STATED TASK:
Show all lines holding the string "répartition".

[Figure dataset records]
---+---
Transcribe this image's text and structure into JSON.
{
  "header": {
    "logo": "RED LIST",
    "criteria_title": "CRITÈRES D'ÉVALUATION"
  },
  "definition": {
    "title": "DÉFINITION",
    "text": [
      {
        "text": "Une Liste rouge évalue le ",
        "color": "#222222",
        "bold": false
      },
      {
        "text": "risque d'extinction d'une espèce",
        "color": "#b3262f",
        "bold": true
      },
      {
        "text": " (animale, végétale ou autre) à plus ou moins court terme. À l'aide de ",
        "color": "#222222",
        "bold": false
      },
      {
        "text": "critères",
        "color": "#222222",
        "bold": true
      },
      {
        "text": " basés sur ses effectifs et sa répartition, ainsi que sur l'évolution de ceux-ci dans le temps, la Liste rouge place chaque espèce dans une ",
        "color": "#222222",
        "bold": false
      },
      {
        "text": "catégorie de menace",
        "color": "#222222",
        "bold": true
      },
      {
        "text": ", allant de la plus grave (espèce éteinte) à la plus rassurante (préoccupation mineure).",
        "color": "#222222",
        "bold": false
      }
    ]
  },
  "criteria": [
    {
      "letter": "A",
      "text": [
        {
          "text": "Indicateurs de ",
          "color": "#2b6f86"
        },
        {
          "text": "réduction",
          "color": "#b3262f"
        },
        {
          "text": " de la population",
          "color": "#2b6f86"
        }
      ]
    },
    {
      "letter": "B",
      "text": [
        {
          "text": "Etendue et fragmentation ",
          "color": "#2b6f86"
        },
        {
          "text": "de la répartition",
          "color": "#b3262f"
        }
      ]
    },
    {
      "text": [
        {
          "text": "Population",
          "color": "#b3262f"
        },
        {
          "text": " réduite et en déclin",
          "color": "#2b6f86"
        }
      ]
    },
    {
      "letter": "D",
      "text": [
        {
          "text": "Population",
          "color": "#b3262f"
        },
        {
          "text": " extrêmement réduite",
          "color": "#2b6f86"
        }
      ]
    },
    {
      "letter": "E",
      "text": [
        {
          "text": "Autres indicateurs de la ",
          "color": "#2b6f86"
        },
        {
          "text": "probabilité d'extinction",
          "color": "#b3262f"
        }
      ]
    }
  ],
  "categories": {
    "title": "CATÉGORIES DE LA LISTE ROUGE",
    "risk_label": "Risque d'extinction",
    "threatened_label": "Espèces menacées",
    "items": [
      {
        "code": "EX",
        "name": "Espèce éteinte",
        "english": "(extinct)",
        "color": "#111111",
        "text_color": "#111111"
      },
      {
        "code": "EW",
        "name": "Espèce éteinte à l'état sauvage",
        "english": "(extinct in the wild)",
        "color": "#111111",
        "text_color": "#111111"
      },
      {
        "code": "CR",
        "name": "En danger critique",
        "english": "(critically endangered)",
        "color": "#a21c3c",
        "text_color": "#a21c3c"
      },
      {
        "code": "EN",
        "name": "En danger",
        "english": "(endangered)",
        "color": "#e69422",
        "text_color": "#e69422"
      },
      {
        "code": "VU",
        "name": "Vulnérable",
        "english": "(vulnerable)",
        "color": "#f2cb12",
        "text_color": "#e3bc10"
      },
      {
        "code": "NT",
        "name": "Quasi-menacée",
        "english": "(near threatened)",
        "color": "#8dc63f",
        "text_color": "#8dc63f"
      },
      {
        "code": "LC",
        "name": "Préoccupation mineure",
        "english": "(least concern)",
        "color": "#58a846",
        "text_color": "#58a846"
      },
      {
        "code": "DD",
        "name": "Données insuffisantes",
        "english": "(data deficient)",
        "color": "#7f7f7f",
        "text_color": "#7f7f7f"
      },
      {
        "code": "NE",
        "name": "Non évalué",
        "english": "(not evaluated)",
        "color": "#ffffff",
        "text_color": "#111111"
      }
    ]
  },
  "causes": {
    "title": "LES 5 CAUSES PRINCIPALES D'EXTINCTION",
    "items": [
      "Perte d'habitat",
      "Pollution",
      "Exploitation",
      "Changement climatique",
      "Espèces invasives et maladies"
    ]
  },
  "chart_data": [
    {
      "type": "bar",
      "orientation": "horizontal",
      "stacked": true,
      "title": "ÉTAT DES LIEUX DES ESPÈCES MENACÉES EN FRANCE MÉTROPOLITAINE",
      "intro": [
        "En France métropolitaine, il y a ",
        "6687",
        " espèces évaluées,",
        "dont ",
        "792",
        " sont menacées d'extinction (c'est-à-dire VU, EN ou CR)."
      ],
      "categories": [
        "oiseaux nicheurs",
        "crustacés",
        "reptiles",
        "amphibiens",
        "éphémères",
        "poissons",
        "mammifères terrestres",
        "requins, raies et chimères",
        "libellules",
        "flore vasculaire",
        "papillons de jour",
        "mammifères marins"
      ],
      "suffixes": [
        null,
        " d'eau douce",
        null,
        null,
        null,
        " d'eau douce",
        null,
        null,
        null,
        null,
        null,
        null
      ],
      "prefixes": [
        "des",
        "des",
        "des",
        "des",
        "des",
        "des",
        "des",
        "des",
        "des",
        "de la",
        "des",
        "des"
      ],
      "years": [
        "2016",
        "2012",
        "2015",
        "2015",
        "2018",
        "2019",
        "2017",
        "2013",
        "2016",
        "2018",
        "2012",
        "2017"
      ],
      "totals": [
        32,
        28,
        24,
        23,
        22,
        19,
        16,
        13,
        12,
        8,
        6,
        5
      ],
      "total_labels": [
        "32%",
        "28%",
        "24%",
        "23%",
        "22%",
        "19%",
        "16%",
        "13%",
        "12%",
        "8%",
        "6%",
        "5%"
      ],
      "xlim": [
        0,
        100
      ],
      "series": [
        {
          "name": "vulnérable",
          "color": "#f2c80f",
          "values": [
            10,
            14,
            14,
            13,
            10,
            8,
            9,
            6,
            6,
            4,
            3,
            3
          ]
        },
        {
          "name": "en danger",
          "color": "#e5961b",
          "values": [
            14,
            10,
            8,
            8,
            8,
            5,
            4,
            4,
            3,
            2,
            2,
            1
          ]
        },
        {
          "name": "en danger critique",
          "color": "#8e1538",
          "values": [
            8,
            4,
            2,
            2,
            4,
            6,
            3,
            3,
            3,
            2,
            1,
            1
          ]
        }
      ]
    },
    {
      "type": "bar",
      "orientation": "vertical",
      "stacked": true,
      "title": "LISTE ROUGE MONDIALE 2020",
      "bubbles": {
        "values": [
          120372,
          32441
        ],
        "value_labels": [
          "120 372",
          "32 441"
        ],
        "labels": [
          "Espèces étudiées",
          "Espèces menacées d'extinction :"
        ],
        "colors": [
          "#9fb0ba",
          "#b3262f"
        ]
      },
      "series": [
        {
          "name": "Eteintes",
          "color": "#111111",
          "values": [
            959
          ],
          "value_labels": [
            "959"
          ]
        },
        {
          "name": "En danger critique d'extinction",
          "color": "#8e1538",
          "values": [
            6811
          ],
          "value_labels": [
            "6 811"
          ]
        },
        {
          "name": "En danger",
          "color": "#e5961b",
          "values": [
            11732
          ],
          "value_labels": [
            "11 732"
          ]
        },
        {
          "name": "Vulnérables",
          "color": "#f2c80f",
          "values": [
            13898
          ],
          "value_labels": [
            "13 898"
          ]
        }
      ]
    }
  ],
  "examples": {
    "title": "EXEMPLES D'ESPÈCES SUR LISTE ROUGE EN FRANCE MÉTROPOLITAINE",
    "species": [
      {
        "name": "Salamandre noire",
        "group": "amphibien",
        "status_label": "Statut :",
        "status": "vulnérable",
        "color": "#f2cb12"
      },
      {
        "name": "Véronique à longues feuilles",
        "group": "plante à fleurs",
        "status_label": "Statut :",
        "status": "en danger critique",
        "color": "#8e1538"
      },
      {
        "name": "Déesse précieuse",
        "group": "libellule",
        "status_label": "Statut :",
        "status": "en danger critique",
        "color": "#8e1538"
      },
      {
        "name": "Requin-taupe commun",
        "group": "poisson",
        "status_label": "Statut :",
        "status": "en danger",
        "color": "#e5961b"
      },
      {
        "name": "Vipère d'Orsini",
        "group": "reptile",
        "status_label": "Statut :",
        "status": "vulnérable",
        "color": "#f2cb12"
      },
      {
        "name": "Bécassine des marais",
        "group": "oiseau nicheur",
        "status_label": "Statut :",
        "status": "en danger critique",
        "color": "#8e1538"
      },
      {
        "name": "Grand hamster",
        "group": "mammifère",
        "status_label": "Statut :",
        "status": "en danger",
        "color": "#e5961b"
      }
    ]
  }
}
---+---
RESULT OF THIS EXERCISE:
        "text": " basés sur ses effectifs et sa répartition, ainsi que sur l'évolution de ceux-ci dans le temps, la Liste rouge place chaque espèce dans une ",
          "text": "de la répartition",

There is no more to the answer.